Given problem >>
From the listing below, copy every line with the word "date".

Input >>
=-=-=-=-=
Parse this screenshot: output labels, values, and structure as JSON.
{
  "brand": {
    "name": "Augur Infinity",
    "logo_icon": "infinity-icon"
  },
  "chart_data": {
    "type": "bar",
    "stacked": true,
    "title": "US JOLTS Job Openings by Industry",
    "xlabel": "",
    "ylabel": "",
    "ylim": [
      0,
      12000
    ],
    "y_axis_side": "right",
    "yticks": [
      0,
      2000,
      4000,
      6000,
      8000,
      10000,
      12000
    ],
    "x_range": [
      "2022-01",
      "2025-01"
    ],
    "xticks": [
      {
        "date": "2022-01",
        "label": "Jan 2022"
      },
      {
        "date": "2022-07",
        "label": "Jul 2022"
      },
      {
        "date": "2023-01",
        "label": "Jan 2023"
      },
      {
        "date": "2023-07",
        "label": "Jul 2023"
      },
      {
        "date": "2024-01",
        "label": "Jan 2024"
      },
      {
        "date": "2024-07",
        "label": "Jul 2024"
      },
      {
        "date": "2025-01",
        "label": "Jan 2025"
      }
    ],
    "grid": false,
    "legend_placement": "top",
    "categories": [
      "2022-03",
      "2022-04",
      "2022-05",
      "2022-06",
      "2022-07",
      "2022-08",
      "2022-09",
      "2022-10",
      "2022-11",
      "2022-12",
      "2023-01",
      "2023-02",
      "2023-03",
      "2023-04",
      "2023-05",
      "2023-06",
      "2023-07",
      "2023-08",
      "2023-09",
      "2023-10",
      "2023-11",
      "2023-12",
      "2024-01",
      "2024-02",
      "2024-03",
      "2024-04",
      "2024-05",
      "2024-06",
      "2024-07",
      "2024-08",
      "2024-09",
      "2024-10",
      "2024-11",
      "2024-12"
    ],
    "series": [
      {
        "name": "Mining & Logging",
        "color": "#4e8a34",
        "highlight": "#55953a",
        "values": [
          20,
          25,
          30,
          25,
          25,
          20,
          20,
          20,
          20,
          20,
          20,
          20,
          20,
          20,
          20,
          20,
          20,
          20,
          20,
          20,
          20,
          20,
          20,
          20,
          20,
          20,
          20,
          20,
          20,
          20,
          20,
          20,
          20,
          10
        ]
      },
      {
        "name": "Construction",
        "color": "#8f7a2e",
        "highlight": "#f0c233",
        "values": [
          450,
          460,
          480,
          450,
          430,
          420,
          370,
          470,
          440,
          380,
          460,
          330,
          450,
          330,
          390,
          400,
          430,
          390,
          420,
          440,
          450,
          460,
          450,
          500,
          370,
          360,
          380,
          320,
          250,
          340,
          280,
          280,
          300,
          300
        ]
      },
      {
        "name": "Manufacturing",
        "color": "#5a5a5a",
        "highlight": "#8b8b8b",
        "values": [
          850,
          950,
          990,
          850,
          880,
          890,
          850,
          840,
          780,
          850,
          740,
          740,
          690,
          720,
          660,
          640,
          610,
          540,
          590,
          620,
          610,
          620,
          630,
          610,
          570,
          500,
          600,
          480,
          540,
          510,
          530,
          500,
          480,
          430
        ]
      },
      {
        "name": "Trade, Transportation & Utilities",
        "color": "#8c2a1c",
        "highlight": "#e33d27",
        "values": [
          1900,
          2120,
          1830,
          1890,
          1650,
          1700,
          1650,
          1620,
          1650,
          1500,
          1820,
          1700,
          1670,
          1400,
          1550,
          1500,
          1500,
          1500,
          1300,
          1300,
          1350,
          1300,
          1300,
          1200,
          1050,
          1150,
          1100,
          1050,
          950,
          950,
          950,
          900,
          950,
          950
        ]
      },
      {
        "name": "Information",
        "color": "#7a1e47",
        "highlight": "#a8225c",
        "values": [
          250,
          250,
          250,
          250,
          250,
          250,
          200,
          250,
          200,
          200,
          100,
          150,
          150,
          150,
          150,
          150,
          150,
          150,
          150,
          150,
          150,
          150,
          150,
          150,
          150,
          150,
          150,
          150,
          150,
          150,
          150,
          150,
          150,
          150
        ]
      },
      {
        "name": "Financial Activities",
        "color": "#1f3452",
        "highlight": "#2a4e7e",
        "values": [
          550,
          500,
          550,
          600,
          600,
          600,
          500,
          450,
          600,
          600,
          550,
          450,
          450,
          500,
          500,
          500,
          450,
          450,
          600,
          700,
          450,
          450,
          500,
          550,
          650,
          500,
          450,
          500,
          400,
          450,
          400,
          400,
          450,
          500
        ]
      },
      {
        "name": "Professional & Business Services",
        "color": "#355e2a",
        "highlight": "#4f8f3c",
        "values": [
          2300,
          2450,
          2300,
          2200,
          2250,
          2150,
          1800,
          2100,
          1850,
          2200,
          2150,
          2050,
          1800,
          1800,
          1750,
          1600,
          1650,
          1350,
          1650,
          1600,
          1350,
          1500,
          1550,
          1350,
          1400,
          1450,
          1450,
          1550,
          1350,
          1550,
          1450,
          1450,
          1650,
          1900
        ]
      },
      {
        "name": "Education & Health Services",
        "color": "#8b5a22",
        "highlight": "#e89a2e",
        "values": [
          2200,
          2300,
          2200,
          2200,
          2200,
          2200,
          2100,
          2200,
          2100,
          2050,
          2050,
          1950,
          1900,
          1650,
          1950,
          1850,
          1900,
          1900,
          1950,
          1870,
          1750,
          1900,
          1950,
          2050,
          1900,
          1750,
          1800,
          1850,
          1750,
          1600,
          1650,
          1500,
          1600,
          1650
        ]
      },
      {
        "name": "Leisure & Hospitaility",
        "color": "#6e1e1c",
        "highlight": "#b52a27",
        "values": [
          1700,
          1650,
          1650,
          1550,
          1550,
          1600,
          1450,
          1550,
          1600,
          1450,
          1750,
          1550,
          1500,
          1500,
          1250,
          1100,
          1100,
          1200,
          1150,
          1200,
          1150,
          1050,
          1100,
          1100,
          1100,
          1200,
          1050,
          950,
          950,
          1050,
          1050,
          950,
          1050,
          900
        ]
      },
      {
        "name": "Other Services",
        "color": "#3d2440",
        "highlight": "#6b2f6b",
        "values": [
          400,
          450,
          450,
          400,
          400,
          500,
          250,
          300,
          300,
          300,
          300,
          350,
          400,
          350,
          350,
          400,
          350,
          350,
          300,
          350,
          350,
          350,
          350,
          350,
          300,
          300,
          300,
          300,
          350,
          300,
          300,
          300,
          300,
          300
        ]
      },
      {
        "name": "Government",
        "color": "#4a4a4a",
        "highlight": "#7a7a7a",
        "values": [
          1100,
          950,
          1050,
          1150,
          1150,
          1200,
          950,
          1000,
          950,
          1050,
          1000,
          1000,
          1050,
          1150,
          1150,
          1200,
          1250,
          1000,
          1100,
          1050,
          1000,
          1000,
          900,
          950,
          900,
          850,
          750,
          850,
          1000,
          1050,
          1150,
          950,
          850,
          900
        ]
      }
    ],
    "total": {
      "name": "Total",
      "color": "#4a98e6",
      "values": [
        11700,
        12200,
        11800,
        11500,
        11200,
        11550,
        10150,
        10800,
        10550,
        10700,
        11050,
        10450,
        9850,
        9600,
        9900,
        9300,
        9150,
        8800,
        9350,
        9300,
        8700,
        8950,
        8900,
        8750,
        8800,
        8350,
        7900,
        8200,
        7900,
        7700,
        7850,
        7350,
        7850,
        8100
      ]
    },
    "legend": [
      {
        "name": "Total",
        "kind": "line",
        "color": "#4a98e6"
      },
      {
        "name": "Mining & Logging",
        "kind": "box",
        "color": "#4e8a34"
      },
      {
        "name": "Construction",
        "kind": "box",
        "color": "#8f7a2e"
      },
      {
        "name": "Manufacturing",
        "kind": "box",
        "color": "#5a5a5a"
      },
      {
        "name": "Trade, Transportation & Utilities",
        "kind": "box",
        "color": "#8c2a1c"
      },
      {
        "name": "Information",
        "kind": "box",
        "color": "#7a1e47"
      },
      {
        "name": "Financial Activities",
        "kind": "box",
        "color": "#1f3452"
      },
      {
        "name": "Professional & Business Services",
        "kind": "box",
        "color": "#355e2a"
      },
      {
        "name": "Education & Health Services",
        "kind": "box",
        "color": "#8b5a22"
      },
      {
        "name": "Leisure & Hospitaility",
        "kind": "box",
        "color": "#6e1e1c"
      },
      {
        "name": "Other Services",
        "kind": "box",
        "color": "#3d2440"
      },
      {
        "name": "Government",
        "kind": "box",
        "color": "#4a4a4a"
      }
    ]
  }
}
=-=-=-=-=
Result for this exercise >>
        "date": "2022-01",
        "date": "2022-07",
        "date": "2023-01",
        "date": "2023-07",
        "date": "2024-01",
        "date": "2024-07",
        "date": "2025-01",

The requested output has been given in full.